* begin Data provided *

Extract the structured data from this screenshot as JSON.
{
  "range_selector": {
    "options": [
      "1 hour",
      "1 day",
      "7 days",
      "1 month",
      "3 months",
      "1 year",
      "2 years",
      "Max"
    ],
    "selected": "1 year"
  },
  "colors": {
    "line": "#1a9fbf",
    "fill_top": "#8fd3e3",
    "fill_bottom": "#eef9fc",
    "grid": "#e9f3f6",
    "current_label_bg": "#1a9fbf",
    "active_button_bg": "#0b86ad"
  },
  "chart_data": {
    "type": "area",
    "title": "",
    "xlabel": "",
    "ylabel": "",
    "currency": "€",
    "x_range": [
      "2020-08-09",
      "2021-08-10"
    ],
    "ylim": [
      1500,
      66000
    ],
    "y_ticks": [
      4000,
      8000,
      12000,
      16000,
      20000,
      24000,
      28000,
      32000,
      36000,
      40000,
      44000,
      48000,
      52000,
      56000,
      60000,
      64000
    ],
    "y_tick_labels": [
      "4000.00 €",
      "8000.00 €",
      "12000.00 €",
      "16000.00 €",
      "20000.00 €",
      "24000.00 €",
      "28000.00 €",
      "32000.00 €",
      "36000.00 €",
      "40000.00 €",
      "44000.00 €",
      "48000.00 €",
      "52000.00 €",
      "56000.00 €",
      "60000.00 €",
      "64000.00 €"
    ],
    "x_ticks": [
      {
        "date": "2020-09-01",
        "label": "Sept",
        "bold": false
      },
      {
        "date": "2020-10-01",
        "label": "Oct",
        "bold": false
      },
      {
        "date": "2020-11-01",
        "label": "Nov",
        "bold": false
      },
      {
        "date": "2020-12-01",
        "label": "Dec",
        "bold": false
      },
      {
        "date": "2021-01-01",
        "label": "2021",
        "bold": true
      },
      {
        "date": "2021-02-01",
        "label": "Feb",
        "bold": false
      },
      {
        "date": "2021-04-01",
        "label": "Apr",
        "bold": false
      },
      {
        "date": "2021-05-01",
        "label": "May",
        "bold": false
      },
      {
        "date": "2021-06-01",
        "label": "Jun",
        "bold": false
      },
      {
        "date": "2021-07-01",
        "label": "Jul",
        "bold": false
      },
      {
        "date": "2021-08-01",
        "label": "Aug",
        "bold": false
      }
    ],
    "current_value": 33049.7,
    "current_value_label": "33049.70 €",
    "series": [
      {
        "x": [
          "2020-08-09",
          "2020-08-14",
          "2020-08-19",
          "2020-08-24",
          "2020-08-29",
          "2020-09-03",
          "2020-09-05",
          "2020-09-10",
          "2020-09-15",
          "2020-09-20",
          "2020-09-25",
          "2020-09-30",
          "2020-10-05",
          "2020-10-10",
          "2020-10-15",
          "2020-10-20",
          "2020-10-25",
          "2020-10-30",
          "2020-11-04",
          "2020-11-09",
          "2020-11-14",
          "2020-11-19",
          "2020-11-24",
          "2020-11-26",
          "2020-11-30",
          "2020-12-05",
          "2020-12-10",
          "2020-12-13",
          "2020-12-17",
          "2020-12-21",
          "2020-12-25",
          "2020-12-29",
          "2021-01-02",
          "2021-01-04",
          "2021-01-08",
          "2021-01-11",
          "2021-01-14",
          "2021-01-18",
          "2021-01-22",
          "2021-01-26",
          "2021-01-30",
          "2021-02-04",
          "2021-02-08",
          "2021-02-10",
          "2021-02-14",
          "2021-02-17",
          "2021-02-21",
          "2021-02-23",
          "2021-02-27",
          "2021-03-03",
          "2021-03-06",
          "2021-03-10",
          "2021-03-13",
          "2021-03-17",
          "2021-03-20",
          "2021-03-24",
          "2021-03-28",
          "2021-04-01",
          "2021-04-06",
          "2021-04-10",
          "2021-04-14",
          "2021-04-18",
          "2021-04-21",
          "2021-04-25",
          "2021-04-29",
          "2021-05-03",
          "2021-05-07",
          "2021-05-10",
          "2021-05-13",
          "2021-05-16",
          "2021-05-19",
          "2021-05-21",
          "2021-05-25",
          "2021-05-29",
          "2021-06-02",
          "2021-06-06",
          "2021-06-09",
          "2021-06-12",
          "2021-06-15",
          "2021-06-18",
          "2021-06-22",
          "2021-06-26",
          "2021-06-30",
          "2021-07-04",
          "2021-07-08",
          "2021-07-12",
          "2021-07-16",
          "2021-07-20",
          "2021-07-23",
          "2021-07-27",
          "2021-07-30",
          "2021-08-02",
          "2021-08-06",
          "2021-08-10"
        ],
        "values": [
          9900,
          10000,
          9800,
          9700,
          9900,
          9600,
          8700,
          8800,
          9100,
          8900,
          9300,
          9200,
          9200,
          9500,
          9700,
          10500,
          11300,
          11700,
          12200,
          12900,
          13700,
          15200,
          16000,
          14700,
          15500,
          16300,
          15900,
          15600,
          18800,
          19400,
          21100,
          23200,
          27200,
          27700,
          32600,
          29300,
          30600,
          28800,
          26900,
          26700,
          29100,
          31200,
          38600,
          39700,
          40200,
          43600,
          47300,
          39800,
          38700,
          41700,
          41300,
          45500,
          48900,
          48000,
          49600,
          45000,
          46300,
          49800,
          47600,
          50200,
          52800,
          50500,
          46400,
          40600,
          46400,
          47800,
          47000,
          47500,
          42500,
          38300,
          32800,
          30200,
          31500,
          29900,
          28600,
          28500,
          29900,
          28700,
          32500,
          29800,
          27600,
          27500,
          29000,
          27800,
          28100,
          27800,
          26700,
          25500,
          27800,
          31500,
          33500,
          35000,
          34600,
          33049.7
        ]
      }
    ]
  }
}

* end Data provided *

Count the lines of the data that contain the string "date", and reply with that number alone.

■ **Task result**
11